▸ **STATED PROBLEM**: Transcribe the entries below exactly.

START DATA LINES

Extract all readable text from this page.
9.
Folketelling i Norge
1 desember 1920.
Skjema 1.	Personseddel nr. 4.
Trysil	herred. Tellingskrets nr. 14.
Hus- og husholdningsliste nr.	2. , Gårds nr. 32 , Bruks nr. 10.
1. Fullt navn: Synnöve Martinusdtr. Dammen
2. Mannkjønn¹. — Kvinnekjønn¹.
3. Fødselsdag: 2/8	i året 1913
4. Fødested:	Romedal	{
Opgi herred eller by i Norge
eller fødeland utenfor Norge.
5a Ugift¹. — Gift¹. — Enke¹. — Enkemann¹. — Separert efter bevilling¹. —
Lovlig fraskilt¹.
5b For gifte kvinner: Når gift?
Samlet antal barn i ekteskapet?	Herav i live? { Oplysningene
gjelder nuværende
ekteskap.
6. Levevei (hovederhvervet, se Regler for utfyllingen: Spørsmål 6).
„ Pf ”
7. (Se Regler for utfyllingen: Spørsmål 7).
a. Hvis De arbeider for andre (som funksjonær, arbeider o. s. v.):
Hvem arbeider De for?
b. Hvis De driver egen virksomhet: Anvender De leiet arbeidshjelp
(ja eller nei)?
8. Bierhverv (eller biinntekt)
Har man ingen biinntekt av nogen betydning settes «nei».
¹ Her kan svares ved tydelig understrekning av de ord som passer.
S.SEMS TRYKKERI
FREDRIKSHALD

END DATA LINES

▸ **EXPECTED OUTPUT**:
Extract all readable text from this page.
9.
Folketelling i Norge
1 desember 1920.
Skjema 1.	Personseddel nr. 4.
Trysil	herred. Tellingskrets nr. 14.
Hus- og husholdningsliste nr.	2. , Gårds nr. 32 , Bruks nr. 10.
1. Fullt navn: Synnöve Martinusdtr. Dammen
2. Mannkjønn¹. — Kvinnekjønn¹.
3. Fødselsdag: 2/8	i året 1913
4. Fødested:	Romedal	{
Opgi herred eller by i Norge
eller fødeland utenfor Norge.
5a Ugift¹. — Gift¹. — Enke¹. — Enkemann¹. — Separert efter bevilling¹. —
Lovlig fraskilt¹.
5b For gifte kvinner: Når gift?
Samlet antal barn i ekteskapet?	Herav i live? { Oplysningene
gjelder nuværende
ekteskap.
6. Levevei (hovederhvervet, se Regler for utfyllingen: Spørsmål 6).
„ Pf ”
7. (Se Regler for utfyllingen: Spørsmål 7).
a. Hvis De arbeider for andre (som funksjonær, arbeider o. s. v.):
Hvem arbeider De for?
b. Hvis De driver egen virksomhet: Anvender De leiet arbeidshjelp
(ja eller nei)?
8. Bierhverv (eller biinntekt)
Har man ingen biinntekt av nogen betydning settes «nei».
¹ Her kan svares ved tydelig understrekning av de ord som passer.
S.SEMS TRYKKERI
FREDRIKSHALD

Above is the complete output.